• **Given request**: Locate each line of the material that contains "this", then return it.

§

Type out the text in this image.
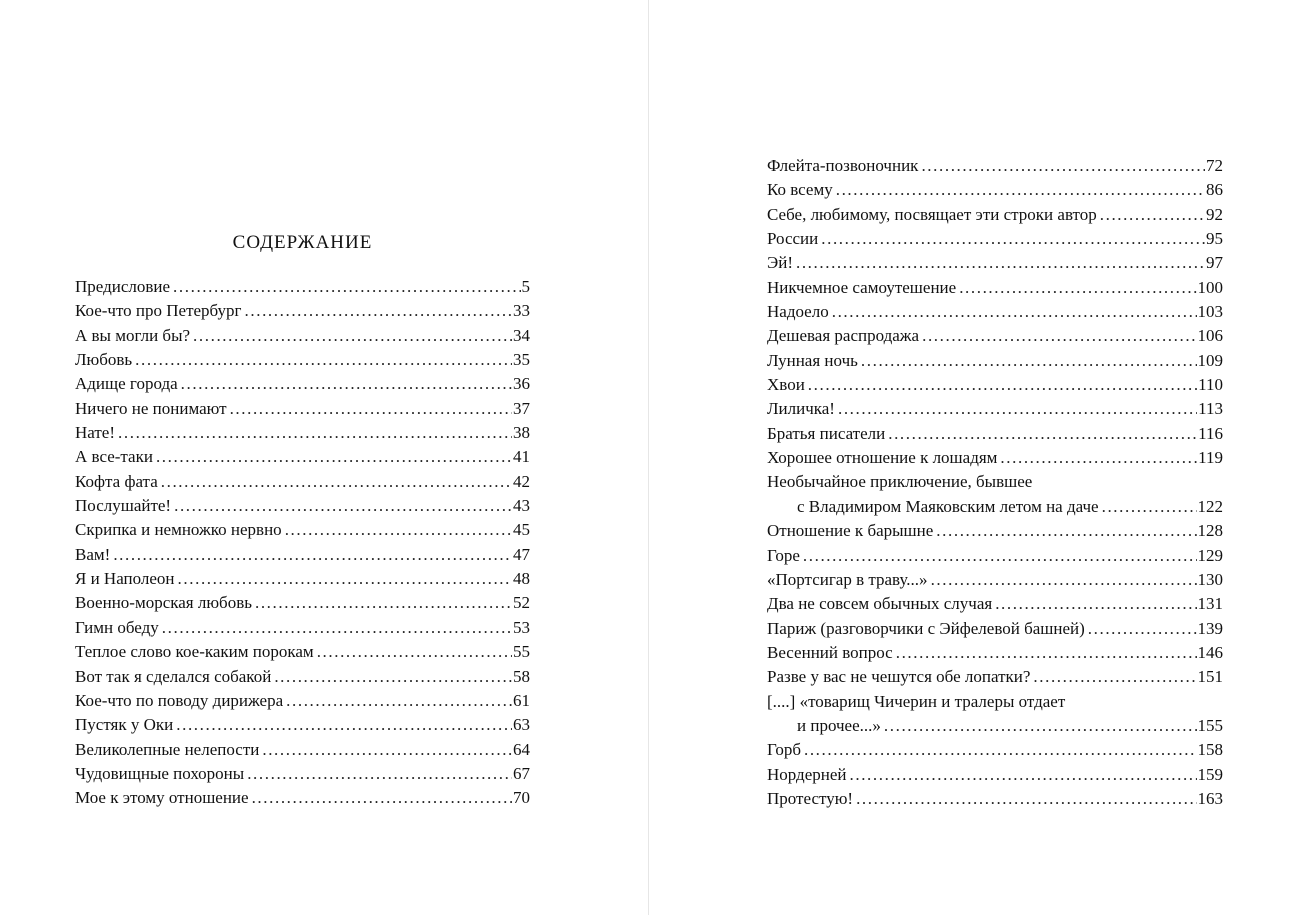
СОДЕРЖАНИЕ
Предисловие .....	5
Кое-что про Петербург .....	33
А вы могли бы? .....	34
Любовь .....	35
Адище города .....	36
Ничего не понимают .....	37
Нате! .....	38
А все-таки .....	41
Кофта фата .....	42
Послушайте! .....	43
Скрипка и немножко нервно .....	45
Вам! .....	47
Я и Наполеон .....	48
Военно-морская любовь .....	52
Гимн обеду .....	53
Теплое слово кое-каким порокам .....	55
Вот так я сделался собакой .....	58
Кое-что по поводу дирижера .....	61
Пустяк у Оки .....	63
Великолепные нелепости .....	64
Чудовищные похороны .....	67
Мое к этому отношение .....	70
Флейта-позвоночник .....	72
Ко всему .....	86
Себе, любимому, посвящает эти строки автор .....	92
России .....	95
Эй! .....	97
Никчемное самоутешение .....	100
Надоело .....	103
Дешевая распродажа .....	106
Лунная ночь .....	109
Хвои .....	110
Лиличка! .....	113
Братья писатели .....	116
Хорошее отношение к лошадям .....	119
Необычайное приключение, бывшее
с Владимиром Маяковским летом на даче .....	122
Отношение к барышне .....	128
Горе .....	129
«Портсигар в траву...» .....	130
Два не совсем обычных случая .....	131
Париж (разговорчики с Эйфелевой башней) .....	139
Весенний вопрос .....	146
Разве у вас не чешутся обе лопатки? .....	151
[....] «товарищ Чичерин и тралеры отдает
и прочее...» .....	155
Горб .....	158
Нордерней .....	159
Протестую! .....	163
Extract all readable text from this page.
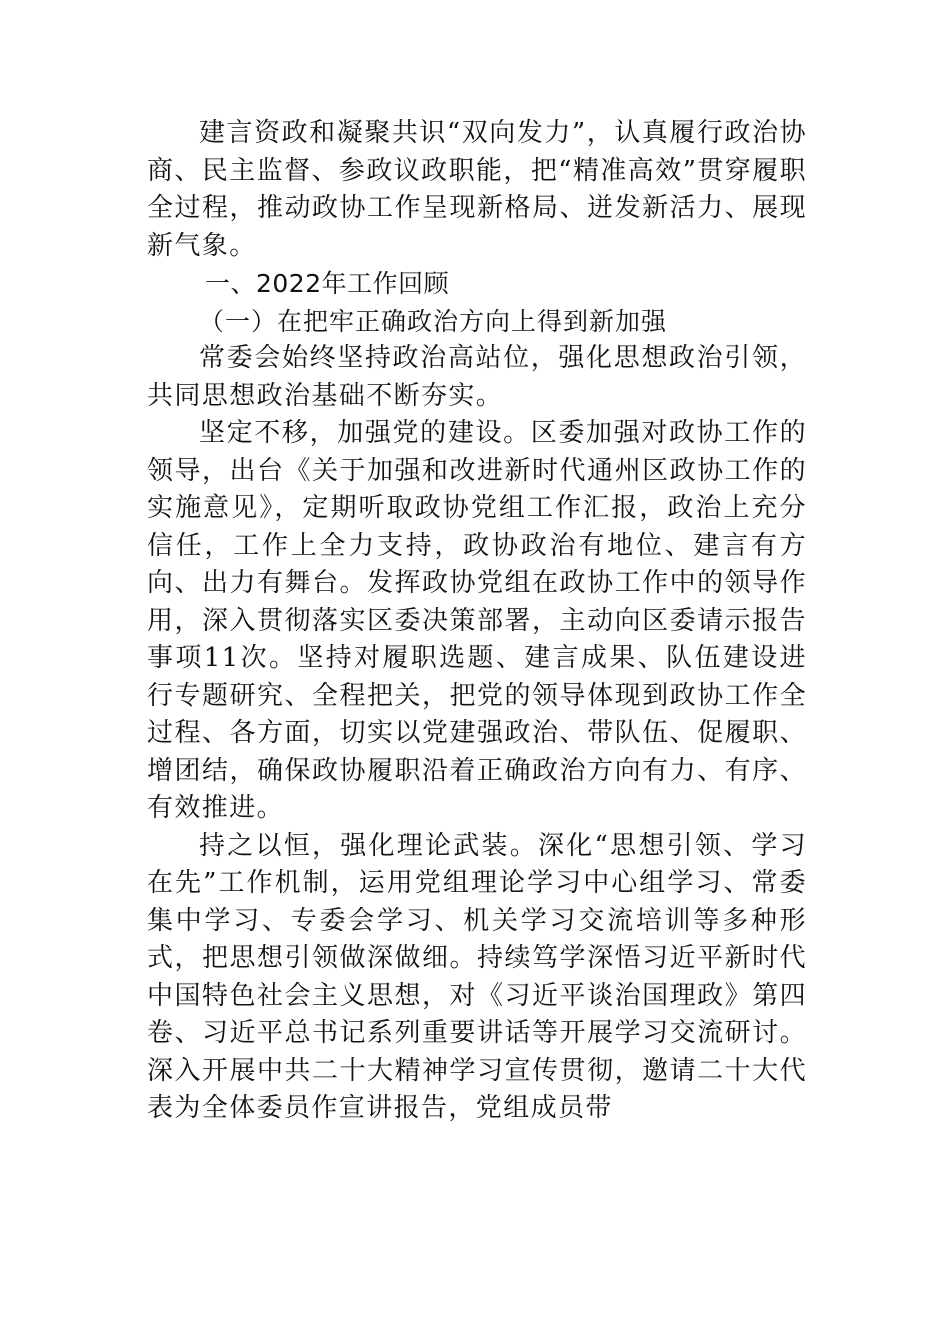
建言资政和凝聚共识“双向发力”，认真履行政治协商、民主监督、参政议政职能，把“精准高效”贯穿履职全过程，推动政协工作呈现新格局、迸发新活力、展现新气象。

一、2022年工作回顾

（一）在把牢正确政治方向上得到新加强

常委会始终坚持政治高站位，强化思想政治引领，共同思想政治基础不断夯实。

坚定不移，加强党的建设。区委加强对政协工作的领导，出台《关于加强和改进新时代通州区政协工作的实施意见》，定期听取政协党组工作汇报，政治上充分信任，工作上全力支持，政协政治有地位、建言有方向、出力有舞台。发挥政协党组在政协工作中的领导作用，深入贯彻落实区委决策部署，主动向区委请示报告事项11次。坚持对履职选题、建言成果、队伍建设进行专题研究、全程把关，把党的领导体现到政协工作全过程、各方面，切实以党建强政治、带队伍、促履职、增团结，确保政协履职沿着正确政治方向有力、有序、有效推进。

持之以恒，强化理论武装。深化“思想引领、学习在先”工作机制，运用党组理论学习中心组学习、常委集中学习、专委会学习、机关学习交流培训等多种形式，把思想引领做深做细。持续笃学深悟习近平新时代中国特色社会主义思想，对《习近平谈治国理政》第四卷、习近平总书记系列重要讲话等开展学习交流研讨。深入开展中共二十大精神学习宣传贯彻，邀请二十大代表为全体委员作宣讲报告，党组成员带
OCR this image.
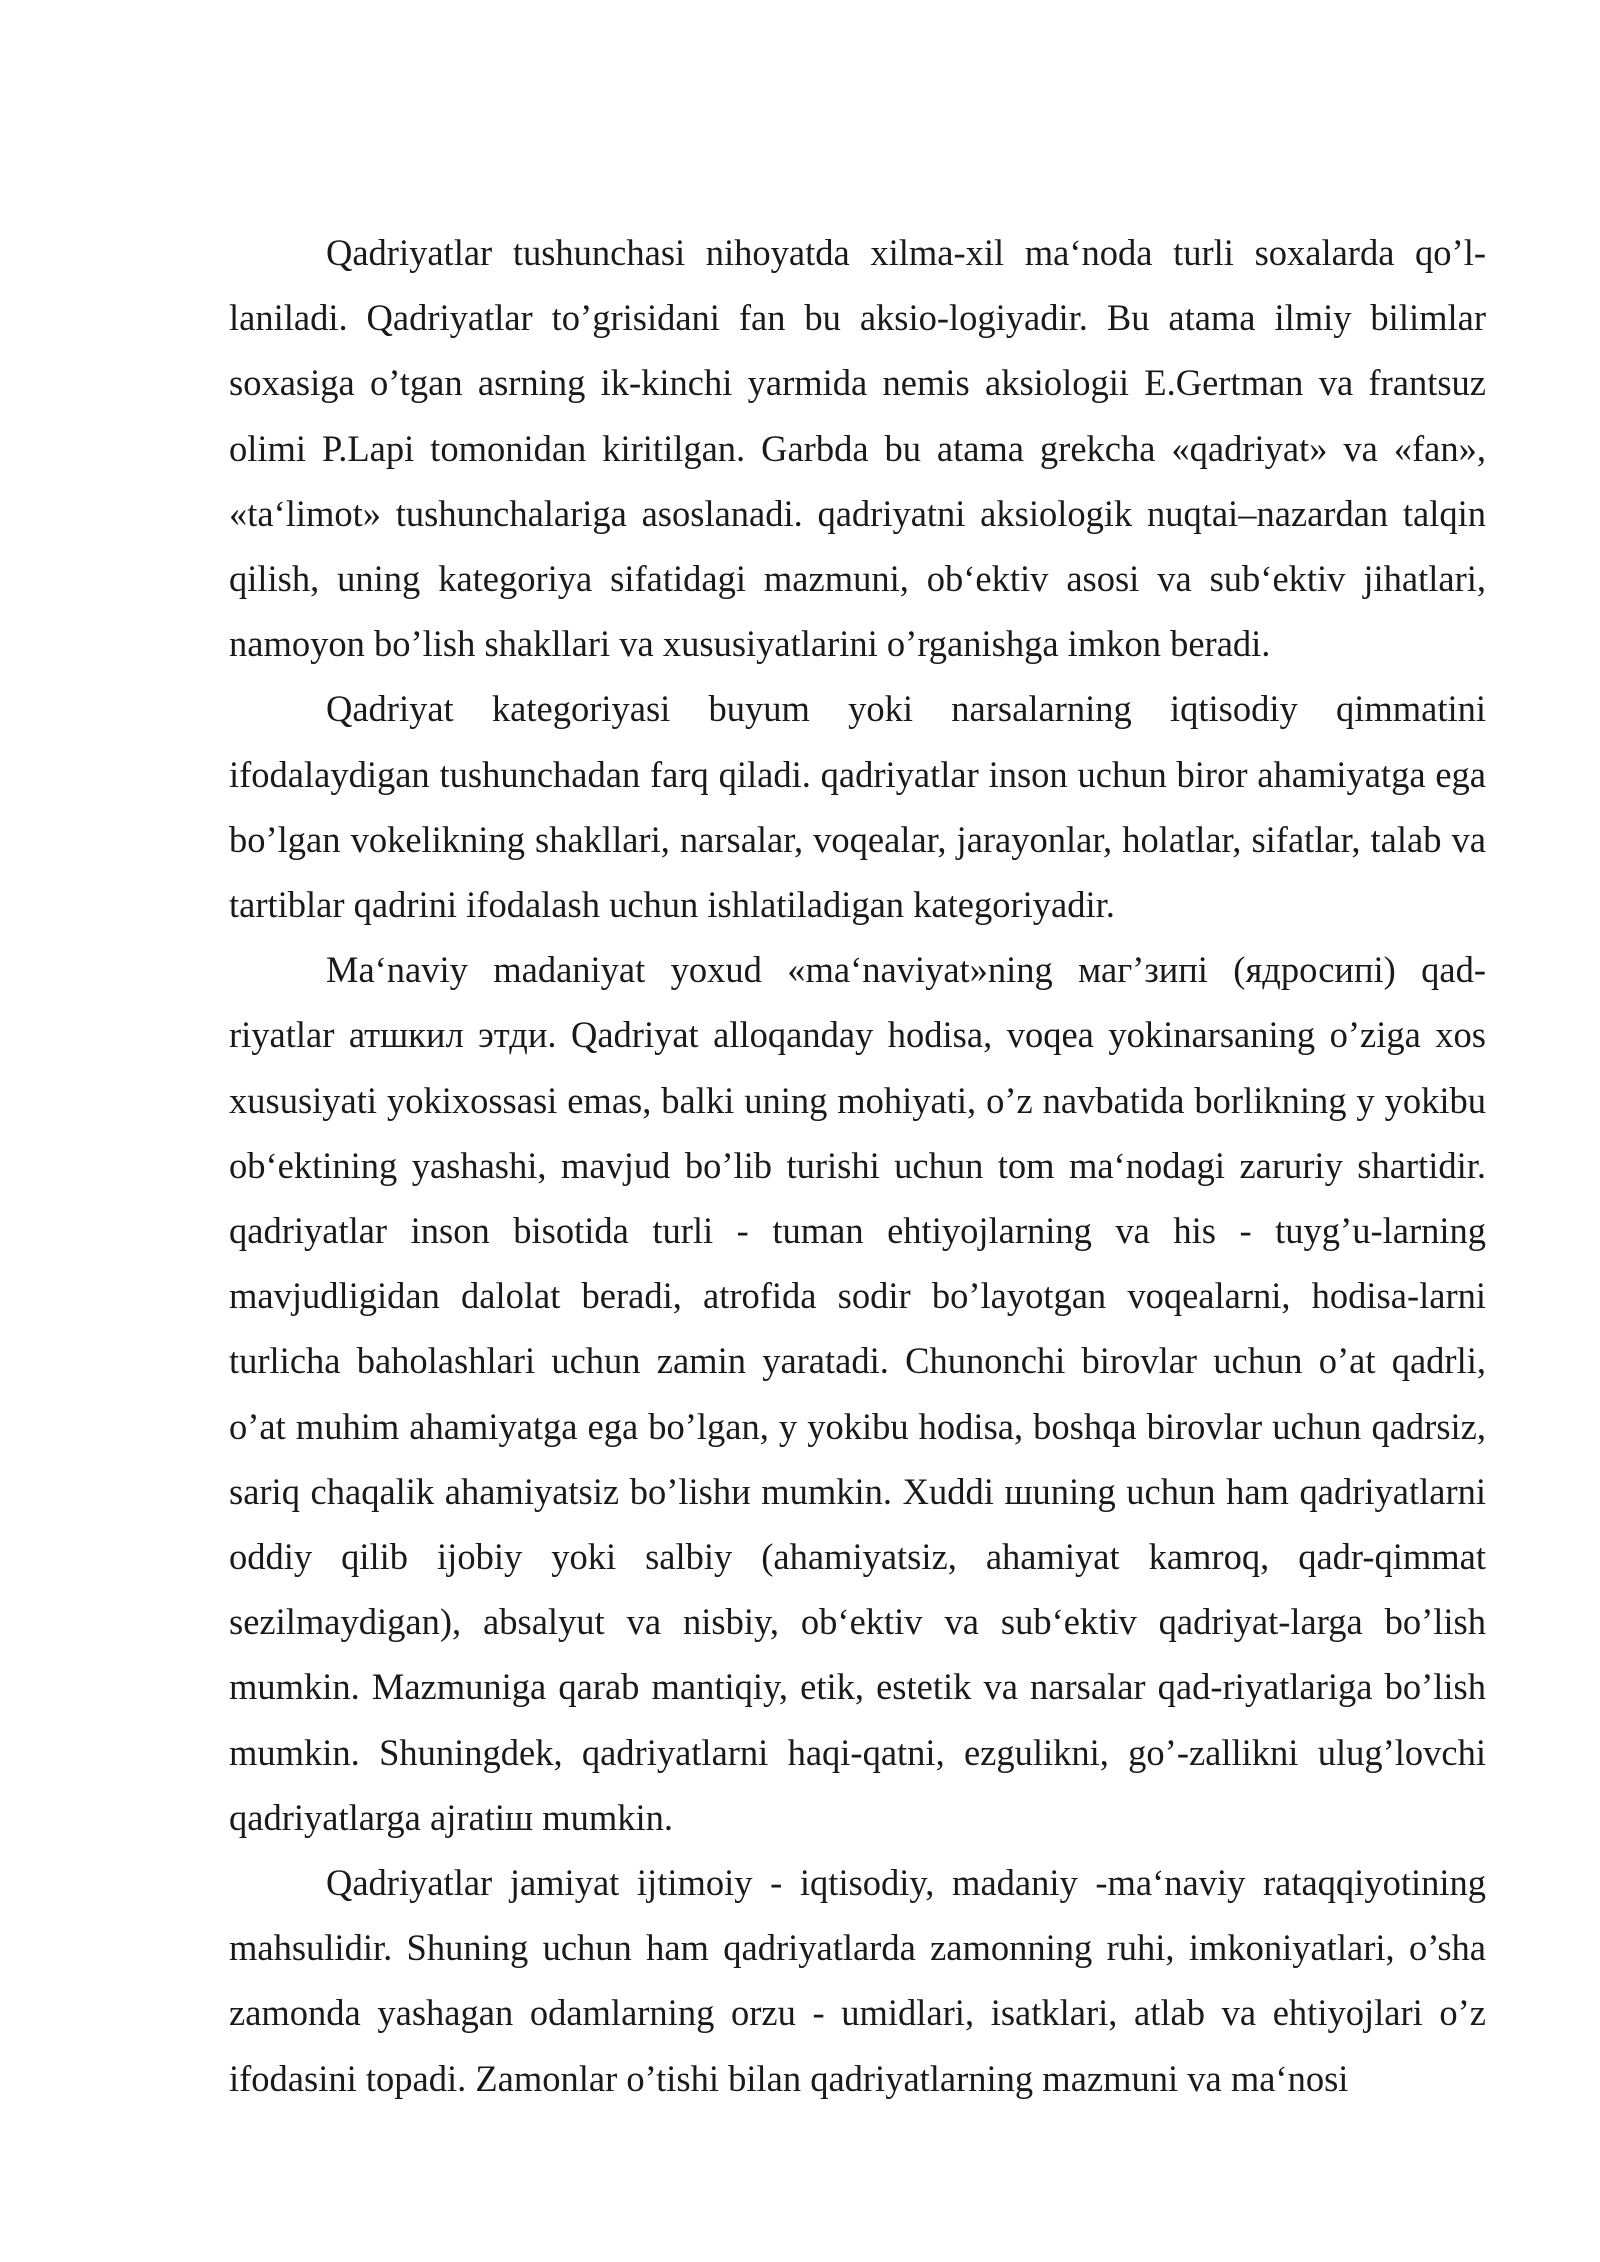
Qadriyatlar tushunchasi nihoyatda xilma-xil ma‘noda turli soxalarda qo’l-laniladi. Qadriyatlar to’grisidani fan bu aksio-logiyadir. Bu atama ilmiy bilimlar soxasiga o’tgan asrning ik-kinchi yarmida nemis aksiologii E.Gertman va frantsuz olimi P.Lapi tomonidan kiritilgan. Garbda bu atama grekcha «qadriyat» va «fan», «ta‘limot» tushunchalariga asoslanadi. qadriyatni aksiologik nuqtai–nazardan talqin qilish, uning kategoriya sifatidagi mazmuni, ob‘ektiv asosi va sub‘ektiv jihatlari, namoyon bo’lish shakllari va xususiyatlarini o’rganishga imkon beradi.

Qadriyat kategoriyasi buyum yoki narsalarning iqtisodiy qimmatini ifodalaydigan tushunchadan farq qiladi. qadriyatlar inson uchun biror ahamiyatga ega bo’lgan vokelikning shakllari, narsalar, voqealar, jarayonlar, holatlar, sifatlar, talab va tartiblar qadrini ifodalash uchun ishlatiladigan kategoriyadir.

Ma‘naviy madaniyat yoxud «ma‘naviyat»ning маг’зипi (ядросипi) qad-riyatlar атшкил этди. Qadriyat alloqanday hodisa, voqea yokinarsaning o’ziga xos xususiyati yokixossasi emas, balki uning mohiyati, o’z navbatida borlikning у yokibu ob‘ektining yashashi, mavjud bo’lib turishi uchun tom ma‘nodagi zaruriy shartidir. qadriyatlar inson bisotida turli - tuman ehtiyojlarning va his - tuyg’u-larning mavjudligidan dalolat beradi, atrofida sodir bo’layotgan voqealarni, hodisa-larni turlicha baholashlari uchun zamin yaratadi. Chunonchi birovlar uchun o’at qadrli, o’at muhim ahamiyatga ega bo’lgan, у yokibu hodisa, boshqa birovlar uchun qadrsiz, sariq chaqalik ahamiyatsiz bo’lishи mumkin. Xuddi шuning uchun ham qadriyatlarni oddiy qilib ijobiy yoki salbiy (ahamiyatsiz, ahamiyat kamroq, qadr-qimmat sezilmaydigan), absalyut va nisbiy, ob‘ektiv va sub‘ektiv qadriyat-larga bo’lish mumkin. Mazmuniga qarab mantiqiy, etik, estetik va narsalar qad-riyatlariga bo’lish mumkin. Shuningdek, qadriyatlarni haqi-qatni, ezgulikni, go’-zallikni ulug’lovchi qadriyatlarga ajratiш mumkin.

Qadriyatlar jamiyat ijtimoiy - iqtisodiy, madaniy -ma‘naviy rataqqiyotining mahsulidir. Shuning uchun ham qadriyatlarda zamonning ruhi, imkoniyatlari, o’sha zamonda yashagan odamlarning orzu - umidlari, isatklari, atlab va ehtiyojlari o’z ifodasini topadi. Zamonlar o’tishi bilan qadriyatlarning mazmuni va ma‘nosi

§

• **Output below**:
Type out the text in this image.
Extract all readable text from this page.
OCR this image.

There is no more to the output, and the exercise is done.